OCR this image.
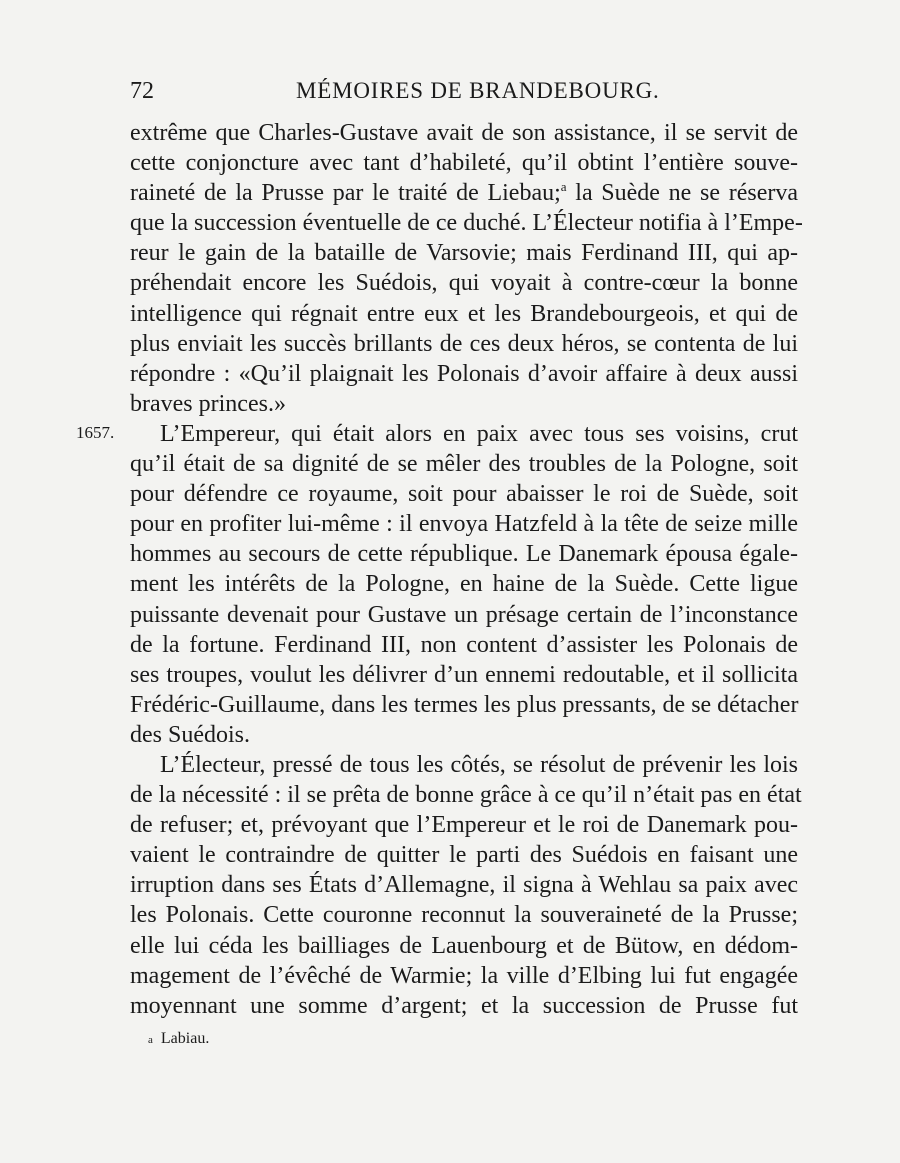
72	MÉMOIRES DE BRANDEBOURG.
1657.
extrême que Charles-Gustave avait de son assistance, il se servit de
cette conjoncture avec tant d’habileté, qu’il obtint l’entière souve-
raineté de la Prusse par le traité de Liebau;$^a$ la Suède ne se réserva
que la succession éventuelle de ce duché. L’Électeur notifia à l’Empe-
reur le gain de la bataille de Varsovie; mais Ferdinand III, qui ap-
préhendait encore les Suédois, qui voyait à contre-cœur la bonne
intelligence qui régnait entre eux et les Brandebourgeois, et qui de
plus enviait les succès brillants de ces deux héros, se contenta de lui
répondre : «Qu’il plaignait les Polonais d’avoir affaire à deux aussi
braves princes.»
L’Empereur, qui était alors en paix avec tous ses voisins, crut
qu’il était de sa dignité de se mêler des troubles de la Pologne, soit
pour défendre ce royaume, soit pour abaisser le roi de Suède, soit
pour en profiter lui-même : il envoya Hatzfeld à la tête de seize mille
hommes au secours de cette république. Le Danemark épousa égale-
ment les intérêts de la Pologne, en haine de la Suède. Cette ligue
puissante devenait pour Gustave un présage certain de l’inconstance
de la fortune. Ferdinand III, non content d’assister les Polonais de
ses troupes, voulut les délivrer d’un ennemi redoutable, et il sollicita
Frédéric-Guillaume, dans les termes les plus pressants, de se détacher
des Suédois.
L’Électeur, pressé de tous les côtés, se résolut de prévenir les lois
de la nécessité : il se prêta de bonne grâce à ce qu’il n’était pas en état
de refuser; et, prévoyant que l’Empereur et le roi de Danemark pou-
vaient le contraindre de quitter le parti des Suédois en faisant une
irruption dans ses États d’Allemagne, il signa à Wehlau sa paix avec
les Polonais. Cette couronne reconnut la souveraineté de la Prusse;
elle lui céda les bailliages de Lauenbourg et de Bütow, en dédom-
magement de l’évêché de Warmie; la ville d’Elbing lui fut engagée
moyennant une somme d’argent; et la succession de Prusse fut
a Labiau.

Task requirements:
Sift through the entries and copy every line with "succession".

Correct response:
que la succession éventuelle de ce duché. L’Électeur notifia à l’Empe-
moyennant une somme d’argent; et la succession de Prusse fut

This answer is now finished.